* To be done: Look through the data below. Show each line where the string "output" occurs.

** BEGIN Extracted material **

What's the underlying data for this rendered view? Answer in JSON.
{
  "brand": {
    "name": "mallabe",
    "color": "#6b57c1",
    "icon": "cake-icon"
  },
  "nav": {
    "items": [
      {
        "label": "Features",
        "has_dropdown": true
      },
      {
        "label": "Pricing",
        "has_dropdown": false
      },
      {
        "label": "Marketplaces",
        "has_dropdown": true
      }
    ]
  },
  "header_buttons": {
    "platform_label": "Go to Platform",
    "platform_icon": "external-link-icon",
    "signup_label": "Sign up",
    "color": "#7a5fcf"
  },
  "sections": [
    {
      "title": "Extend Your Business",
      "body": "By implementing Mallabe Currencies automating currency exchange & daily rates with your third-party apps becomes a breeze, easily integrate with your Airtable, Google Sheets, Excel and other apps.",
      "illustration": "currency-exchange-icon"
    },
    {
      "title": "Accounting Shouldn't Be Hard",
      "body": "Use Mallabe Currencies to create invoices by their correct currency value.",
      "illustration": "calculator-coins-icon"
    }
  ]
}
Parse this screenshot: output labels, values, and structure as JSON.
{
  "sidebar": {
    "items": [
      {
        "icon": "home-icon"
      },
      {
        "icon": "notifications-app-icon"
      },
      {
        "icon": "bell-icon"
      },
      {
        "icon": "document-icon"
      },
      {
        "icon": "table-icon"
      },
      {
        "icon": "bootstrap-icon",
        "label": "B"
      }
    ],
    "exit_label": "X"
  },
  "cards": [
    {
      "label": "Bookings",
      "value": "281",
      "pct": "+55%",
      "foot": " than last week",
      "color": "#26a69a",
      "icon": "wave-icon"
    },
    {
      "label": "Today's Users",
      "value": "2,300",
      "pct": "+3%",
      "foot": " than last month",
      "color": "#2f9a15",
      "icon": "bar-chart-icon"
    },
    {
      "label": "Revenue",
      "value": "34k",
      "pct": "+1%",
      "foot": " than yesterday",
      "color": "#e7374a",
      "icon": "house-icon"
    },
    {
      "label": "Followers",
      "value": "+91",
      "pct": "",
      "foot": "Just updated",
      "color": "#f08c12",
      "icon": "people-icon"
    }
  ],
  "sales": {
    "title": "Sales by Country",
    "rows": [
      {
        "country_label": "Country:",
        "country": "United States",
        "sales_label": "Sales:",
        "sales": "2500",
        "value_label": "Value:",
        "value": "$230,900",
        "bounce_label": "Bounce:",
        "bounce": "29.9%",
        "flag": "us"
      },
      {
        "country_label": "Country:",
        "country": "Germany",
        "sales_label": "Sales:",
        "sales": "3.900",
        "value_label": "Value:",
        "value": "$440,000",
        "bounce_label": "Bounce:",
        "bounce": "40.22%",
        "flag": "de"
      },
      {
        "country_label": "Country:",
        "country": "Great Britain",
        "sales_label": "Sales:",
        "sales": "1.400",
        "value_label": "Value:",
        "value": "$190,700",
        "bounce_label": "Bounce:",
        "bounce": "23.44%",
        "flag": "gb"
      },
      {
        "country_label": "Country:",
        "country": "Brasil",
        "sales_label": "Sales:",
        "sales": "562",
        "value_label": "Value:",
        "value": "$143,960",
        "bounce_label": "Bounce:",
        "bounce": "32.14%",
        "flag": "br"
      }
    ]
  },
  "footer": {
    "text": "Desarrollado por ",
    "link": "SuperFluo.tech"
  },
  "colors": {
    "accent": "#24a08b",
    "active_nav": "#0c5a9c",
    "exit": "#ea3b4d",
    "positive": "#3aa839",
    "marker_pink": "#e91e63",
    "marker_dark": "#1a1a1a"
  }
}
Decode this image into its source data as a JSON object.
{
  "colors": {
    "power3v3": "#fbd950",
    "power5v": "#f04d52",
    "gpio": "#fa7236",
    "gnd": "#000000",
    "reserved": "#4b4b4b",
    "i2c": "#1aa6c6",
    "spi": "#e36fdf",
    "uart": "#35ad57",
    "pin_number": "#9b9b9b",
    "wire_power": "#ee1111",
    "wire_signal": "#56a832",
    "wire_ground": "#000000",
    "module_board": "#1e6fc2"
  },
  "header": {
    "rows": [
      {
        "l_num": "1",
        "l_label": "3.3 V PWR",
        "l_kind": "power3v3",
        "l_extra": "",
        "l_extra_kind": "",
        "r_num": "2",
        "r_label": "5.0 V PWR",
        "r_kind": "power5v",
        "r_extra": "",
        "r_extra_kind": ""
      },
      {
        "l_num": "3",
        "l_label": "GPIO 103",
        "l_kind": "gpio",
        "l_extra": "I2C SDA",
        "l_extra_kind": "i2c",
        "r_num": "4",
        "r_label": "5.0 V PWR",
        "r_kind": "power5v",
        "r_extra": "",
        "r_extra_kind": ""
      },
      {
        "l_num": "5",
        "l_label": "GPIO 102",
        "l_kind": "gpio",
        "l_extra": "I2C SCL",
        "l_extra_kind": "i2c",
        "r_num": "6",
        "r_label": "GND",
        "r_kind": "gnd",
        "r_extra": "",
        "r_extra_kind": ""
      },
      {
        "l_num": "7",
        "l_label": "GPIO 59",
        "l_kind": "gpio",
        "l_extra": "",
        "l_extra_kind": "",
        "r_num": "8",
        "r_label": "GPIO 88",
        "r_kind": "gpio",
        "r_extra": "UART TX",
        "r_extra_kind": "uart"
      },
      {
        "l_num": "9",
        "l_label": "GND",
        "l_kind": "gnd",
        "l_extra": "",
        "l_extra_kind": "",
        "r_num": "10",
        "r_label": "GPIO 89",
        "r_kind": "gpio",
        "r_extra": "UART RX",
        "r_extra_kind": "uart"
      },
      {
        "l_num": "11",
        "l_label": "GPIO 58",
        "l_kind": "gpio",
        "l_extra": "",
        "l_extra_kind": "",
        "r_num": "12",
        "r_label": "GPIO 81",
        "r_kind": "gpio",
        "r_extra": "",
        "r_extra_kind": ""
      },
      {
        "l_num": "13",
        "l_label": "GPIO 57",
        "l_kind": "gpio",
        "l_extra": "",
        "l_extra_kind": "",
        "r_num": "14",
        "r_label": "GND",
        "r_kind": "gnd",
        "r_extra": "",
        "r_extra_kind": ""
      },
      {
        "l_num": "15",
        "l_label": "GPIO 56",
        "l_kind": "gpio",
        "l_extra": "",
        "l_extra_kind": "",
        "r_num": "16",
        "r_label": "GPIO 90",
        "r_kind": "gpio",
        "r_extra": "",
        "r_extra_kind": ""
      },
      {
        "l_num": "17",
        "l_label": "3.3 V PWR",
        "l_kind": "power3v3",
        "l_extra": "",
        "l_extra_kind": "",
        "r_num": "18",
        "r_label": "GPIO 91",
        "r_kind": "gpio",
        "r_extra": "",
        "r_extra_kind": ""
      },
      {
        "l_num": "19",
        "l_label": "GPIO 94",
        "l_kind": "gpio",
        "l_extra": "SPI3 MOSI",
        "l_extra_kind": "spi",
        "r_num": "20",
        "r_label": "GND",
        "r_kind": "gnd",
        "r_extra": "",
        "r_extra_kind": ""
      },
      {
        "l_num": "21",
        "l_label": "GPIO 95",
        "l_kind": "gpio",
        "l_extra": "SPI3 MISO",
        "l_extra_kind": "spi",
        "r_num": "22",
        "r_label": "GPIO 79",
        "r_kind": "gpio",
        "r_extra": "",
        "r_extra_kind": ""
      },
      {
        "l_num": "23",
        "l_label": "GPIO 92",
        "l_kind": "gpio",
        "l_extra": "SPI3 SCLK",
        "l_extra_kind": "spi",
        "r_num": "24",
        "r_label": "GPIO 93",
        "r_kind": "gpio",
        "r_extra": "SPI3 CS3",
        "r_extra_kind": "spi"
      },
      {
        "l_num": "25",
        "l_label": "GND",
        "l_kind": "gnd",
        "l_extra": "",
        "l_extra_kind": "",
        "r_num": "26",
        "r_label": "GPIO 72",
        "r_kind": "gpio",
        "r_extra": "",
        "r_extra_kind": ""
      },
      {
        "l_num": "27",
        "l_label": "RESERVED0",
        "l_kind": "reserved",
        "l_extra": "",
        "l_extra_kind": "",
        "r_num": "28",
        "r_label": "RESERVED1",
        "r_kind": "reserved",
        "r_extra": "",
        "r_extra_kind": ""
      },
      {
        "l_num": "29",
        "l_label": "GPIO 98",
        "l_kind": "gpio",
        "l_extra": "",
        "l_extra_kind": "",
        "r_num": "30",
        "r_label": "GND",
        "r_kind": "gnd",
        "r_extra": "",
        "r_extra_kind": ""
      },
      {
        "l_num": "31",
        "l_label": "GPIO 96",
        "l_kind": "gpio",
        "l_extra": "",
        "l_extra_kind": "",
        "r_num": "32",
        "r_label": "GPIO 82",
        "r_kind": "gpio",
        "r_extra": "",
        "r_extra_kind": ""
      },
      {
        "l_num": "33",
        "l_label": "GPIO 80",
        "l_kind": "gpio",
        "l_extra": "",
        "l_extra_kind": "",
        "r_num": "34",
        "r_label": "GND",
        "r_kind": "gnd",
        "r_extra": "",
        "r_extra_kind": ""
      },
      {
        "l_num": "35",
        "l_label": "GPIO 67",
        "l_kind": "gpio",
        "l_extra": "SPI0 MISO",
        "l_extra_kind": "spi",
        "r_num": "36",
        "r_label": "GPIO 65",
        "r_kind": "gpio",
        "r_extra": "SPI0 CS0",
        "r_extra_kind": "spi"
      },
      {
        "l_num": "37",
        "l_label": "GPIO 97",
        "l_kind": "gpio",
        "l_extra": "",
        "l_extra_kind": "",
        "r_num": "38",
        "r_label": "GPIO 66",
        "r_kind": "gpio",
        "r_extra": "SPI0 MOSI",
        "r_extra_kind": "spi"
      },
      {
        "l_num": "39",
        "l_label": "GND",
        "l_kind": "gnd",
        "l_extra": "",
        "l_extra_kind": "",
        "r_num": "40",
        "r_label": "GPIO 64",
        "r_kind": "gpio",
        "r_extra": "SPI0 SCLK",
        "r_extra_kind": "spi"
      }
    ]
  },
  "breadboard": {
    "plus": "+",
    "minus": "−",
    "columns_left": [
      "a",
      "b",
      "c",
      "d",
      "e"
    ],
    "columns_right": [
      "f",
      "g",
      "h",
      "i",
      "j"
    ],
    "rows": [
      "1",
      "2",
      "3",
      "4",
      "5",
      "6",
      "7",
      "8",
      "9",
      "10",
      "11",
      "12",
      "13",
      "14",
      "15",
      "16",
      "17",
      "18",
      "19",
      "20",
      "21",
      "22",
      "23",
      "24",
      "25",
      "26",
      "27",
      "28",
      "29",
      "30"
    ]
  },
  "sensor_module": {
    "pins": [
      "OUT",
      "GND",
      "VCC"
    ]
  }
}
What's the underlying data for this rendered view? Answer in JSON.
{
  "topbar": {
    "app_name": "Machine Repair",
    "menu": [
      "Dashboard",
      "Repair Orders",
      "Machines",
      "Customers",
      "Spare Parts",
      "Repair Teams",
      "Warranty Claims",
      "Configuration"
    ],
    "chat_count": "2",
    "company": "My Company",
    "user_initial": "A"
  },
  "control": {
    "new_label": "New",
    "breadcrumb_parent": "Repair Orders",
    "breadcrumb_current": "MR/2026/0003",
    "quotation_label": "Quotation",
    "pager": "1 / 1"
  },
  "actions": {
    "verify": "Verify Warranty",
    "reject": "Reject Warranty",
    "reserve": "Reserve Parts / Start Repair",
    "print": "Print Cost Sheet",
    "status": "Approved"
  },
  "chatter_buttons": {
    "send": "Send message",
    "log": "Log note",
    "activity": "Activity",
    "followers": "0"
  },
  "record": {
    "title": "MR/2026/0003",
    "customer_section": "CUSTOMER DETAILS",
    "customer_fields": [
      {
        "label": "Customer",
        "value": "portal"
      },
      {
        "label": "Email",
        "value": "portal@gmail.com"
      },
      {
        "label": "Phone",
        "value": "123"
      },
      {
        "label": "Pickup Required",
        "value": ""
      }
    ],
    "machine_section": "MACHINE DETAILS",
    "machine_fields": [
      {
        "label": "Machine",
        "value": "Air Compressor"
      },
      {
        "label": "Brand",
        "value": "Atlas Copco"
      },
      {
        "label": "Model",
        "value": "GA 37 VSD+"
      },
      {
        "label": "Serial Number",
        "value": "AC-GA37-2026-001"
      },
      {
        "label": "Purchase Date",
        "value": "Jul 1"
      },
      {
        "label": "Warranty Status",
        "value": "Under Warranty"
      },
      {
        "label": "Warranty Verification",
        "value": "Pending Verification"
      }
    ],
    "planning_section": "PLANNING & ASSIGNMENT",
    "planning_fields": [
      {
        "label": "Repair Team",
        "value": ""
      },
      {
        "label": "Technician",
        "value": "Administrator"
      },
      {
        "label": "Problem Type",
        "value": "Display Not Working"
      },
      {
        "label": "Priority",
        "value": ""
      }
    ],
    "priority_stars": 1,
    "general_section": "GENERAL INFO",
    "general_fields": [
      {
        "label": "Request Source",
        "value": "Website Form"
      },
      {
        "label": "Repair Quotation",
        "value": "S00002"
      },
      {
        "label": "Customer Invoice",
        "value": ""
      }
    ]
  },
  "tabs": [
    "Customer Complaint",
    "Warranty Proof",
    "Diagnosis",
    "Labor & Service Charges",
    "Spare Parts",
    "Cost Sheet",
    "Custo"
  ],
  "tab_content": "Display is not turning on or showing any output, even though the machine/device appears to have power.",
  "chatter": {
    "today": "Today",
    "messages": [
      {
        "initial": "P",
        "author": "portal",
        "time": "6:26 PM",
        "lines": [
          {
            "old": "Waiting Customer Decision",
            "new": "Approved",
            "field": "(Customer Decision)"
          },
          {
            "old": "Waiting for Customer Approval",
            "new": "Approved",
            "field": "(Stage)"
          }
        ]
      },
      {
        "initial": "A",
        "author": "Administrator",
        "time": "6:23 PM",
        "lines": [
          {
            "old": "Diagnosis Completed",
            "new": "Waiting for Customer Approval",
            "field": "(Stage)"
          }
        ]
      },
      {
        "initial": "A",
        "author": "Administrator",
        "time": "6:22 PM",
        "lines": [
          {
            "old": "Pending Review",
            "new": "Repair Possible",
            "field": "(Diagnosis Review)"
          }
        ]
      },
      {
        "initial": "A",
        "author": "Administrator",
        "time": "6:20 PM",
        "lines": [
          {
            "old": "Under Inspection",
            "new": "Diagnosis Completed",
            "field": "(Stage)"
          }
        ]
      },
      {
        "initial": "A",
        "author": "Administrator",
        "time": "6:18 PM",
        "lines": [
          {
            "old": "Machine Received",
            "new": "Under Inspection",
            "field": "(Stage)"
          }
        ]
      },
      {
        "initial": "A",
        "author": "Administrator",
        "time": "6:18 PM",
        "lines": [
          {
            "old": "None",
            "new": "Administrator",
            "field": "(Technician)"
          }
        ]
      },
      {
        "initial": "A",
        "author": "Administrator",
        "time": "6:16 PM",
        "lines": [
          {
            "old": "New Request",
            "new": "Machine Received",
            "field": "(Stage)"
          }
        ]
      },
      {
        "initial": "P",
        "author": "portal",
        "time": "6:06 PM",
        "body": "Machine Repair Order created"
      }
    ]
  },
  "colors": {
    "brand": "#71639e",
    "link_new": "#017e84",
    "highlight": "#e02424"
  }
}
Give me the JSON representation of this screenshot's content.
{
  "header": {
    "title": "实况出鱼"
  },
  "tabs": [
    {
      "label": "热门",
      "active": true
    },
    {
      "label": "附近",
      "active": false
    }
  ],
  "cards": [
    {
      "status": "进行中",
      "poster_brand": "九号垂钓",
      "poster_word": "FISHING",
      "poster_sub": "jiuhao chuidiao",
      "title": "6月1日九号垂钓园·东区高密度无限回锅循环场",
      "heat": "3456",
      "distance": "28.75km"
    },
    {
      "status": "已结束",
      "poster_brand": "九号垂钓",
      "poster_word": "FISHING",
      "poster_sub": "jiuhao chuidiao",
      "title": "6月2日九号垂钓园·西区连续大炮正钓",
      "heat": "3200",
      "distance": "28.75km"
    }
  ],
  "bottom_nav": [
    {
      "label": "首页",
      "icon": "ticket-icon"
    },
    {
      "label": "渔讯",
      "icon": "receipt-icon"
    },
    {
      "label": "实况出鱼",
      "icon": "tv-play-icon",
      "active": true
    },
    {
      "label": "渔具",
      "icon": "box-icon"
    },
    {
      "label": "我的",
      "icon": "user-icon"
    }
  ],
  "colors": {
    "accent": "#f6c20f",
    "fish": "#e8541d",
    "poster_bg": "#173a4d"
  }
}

** END Extracted material **

* Finished task:
Parse this screenshot: output labels, values, and structure as JSON.
  "tab_content": "Display is not turning on or showing any output, even though the machine/device appears to have power.",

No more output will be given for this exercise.